» PROVIDED INFORMATION:

○ ○ ○ ○ ○

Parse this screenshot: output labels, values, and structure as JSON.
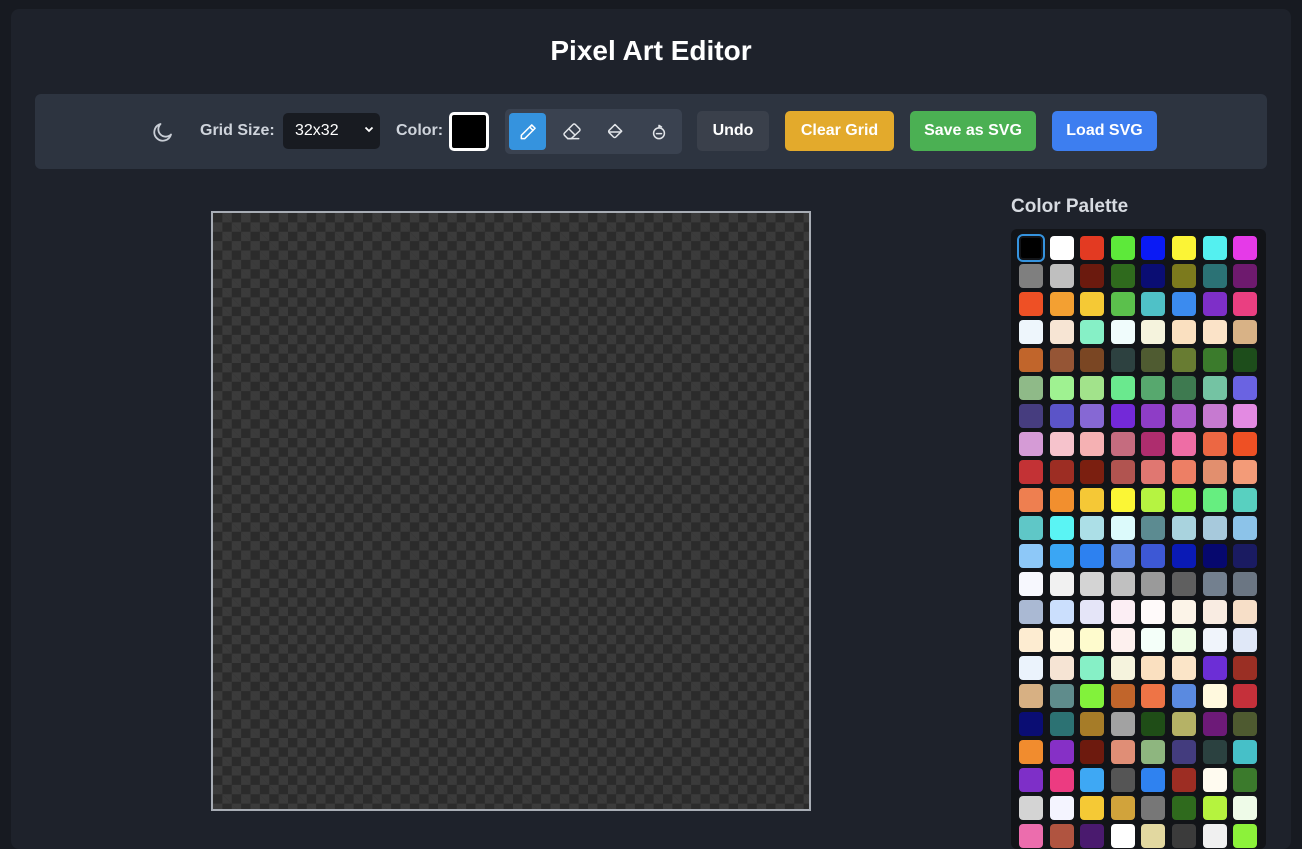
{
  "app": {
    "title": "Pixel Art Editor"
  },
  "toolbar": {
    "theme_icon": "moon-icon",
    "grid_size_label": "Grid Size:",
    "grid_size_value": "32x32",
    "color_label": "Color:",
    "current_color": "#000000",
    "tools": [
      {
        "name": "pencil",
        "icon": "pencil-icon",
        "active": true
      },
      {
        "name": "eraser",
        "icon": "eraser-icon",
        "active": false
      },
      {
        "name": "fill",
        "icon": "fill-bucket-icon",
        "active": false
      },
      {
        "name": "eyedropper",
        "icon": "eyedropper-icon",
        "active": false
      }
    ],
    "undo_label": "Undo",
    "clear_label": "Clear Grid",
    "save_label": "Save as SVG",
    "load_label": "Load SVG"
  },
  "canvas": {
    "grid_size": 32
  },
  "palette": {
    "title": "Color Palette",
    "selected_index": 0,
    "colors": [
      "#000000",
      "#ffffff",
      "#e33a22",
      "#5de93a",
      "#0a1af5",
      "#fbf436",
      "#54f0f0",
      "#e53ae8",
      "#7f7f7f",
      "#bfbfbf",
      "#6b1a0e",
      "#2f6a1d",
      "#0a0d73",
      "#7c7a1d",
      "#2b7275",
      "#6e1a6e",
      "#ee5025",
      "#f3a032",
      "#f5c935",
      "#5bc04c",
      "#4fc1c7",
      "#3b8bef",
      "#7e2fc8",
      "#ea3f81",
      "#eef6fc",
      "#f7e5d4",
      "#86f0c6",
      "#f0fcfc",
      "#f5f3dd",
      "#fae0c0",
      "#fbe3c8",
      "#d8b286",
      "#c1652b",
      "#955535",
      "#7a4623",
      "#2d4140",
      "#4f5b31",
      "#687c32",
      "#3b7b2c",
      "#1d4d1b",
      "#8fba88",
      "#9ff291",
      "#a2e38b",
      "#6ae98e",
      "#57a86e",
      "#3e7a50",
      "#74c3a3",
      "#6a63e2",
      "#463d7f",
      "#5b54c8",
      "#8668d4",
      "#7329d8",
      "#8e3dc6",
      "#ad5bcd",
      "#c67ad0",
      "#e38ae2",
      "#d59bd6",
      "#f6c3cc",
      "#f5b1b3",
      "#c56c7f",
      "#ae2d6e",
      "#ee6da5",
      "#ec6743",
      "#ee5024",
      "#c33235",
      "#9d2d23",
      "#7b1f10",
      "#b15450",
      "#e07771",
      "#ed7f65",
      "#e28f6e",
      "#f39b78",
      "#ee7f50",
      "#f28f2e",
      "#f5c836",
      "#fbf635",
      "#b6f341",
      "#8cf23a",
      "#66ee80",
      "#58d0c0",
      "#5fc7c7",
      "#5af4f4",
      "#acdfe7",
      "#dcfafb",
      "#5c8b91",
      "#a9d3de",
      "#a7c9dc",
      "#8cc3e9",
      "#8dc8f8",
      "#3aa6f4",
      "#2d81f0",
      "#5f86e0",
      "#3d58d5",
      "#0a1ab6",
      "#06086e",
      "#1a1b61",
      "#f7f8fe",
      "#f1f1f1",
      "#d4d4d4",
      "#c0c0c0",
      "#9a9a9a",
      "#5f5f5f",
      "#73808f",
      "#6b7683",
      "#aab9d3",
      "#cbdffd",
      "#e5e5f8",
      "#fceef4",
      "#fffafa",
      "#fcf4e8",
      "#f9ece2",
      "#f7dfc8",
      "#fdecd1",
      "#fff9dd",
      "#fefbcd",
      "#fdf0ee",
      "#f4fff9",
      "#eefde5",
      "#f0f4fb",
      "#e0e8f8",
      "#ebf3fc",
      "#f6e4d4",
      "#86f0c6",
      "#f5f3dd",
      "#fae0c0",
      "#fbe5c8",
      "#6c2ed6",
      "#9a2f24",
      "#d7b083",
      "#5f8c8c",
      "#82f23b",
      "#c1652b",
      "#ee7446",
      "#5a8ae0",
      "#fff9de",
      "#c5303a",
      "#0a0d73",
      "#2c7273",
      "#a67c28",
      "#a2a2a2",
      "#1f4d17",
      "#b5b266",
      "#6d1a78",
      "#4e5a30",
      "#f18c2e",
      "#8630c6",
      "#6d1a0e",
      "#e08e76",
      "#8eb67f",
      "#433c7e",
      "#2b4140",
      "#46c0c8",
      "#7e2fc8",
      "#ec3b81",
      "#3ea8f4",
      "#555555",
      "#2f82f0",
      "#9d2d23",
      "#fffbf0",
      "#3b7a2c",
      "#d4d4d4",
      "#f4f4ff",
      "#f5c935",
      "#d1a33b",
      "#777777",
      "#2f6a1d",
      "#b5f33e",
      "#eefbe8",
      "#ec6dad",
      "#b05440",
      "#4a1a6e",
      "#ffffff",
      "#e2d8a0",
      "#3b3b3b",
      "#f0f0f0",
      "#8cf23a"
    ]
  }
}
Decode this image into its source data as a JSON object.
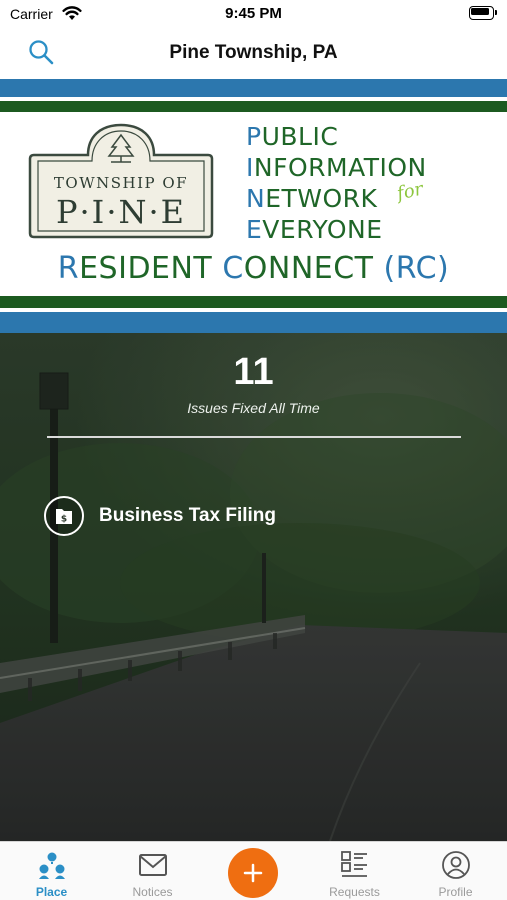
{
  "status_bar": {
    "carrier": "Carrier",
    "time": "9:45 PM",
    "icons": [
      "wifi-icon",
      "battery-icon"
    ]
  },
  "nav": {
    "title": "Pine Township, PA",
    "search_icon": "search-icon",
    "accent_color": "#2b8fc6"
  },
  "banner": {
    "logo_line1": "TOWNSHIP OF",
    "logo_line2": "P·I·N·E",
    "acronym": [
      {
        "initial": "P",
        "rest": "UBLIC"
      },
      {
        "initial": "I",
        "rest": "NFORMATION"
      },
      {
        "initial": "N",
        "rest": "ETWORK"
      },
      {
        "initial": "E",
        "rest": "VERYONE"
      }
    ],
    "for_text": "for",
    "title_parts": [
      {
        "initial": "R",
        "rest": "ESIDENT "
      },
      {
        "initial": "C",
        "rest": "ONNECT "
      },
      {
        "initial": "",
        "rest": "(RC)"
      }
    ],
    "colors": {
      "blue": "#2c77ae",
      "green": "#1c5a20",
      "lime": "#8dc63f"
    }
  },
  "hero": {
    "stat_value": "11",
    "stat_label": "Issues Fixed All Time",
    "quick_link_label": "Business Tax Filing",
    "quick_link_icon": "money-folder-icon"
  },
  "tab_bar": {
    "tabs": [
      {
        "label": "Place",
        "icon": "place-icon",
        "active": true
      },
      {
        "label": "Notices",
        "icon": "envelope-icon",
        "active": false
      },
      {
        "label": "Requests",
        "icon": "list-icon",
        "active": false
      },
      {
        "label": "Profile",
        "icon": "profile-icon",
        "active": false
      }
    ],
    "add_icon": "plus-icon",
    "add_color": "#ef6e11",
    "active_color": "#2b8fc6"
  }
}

○ ○ ○ ○ ○

» GIVEN EXERCISE:
Give back the whole listing as it stands, minus its pictures.

» ANSWER TO THIS PROBLEM:
Parse this screenshot: output labels, values, and structure as JSON.
{
  "app": {
    "title": "Pixel Art Editor"
  },
  "toolbar": {
    "theme_icon": "moon-icon",
    "grid_size_label": "Grid Size:",
    "grid_size_value": "32x32",
    "color_label": "Color:",
    "current_color": "#000000",
    "tools": [
      {
        "name": "pencil",
        "icon": "pencil-icon",
        "active": true
      },
      {
        "name": "eraser",
        "icon": "eraser-icon",
        "active": false
      },
      {
        "name": "fill",
        "icon": "fill-bucket-icon",
        "active": false
      },
      {
        "name": "eyedropper",
        "icon": "eyedropper-icon",
        "active": false
      }
    ],
    "undo_label": "Undo",
    "clear_label": "Clear Grid",
    "save_label": "Save as SVG",
    "load_label": "Load SVG"
  },
  "canvas": {
    "grid_size": 32
  },
  "palette": {
    "title": "Color Palette",
    "selected_index": 0,
    "colors": [
      "#000000",
      "#ffffff",
      "#e33a22",
      "#5de93a",
      "#0a1af5",
      "#fbf436",
      "#54f0f0",
      "#e53ae8",
      "#7f7f7f",
      "#bfbfbf",
      "#6b1a0e",
      "#2f6a1d",
      "#0a0d73",
      "#7c7a1d",
      "#2b7275",
      "#6e1a6e",
      "#ee5025",
      "#f3a032",
      "#f5c935",
      "#5bc04c",
      "#4fc1c7",
      "#3b8bef",
      "#7e2fc8",
      "#ea3f81",
      "#eef6fc",
      "#f7e5d4",
      "#86f0c6",
      "#f0fcfc",
      "#f5f3dd",
      "#fae0c0",
      "#fbe3c8",
      "#d8b286",
      "#c1652b",
      "#955535",
      "#7a4623",
      "#2d4140",
      "#4f5b31",
      "#687c32",
      "#3b7b2c",
      "#1d4d1b",
      "#8fba88",
      "#9ff291",
      "#a2e38b",
      "#6ae98e",
      "#57a86e",
      "#3e7a50",
      "#74c3a3",
      "#6a63e2",
      "#463d7f",
      "#5b54c8",
      "#8668d4",
      "#7329d8",
      "#8e3dc6",
      "#ad5bcd",
      "#c67ad0",
      "#e38ae2",
      "#d59bd6",
      "#f6c3cc",
      "#f5b1b3",
      "#c56c7f",
      "#ae2d6e",
      "#ee6da5",
      "#ec6743",
      "#ee5024",
      "#c33235",
      "#9d2d23",
      "#7b1f10",
      "#b15450",
      "#e07771",
      "#ed7f65",
      "#e28f6e",
      "#f39b78",
      "#ee7f50",
      "#f28f2e",
      "#f5c836",
      "#fbf635",
      "#b6f341",
      "#8cf23a",
      "#66ee80",
      "#58d0c0",
      "#5fc7c7",
      "#5af4f4",
      "#acdfe7",
      "#dcfafb",
      "#5c8b91",
      "#a9d3de",
      "#a7c9dc",
      "#8cc3e9",
      "#8dc8f8",
      "#3aa6f4",
      "#2d81f0",
      "#5f86e0",
      "#3d58d5",
      "#0a1ab6",
      "#06086e",
      "#1a1b61",
      "#f7f8fe",
      "#f1f1f1",
      "#d4d4d4",
      "#c0c0c0",
      "#9a9a9a",
      "#5f5f5f",
      "#73808f",
      "#6b7683",
      "#aab9d3",
      "#cbdffd",
      "#e5e5f8",
      "#fceef4",
      "#fffafa",
      "#fcf4e8",
      "#f9ece2",
      "#f7dfc8",
      "#fdecd1",
      "#fff9dd",
      "#fefbcd",
      "#fdf0ee",
      "#f4fff9",
      "#eefde5",
      "#f0f4fb",
      "#e0e8f8",
      "#ebf3fc",
      "#f6e4d4",
      "#86f0c6",
      "#f5f3dd",
      "#fae0c0",
      "#fbe5c8",
      "#6c2ed6",
      "#9a2f24",
      "#d7b083",
      "#5f8c8c",
      "#82f23b",
      "#c1652b",
      "#ee7446",
      "#5a8ae0",
      "#fff9de",
      "#c5303a",
      "#0a0d73",
      "#2c7273",
      "#a67c28",
      "#a2a2a2",
      "#1f4d17",
      "#b5b266",
      "#6d1a78",
      "#4e5a30",
      "#f18c2e",
      "#8630c6",
      "#6d1a0e",
      "#e08e76",
      "#8eb67f",
      "#433c7e",
      "#2b4140",
      "#46c0c8",
      "#7e2fc8",
      "#ec3b81",
      "#3ea8f4",
      "#555555",
      "#2f82f0",
      "#9d2d23",
      "#fffbf0",
      "#3b7a2c",
      "#d4d4d4",
      "#f4f4ff",
      "#f5c935",
      "#d1a33b",
      "#777777",
      "#2f6a1d",
      "#b5f33e",
      "#eefbe8",
      "#ec6dad",
      "#b05440",
      "#4a1a6e",
      "#ffffff",
      "#e2d8a0",
      "#3b3b3b",
      "#f0f0f0",
      "#8cf23a"
    ]
  }
}
Decode this image into its source data as a JSON object.
{
  "status_bar": {
    "carrier": "Carrier",
    "time": "9:45 PM",
    "icons": [
      "wifi-icon",
      "battery-icon"
    ]
  },
  "nav": {
    "title": "Pine Township, PA",
    "search_icon": "search-icon",
    "accent_color": "#2b8fc6"
  },
  "banner": {
    "logo_line1": "TOWNSHIP OF",
    "logo_line2": "P·I·N·E",
    "acronym": [
      {
        "initial": "P",
        "rest": "UBLIC"
      },
      {
        "initial": "I",
        "rest": "NFORMATION"
      },
      {
        "initial": "N",
        "rest": "ETWORK"
      },
      {
        "initial": "E",
        "rest": "VERYONE"
      }
    ],
    "for_text": "for",
    "title_parts": [
      {
        "initial": "R",
        "rest": "ESIDENT "
      },
      {
        "initial": "C",
        "rest": "ONNECT "
      },
      {
        "initial": "",
        "rest": "(RC)"
      }
    ],
    "colors": {
      "blue": "#2c77ae",
      "green": "#1c5a20",
      "lime": "#8dc63f"
    }
  },
  "hero": {
    "stat_value": "11",
    "stat_label": "Issues Fixed All Time",
    "quick_link_label": "Business Tax Filing",
    "quick_link_icon": "money-folder-icon"
  },
  "tab_bar": {
    "tabs": [
      {
        "label": "Place",
        "icon": "place-icon",
        "active": true
      },
      {
        "label": "Notices",
        "icon": "envelope-icon",
        "active": false
      },
      {
        "label": "Requests",
        "icon": "list-icon",
        "active": false
      },
      {
        "label": "Profile",
        "icon": "profile-icon",
        "active": false
      }
    ],
    "add_icon": "plus-icon",
    "add_color": "#ef6e11",
    "active_color": "#2b8fc6"
  }
}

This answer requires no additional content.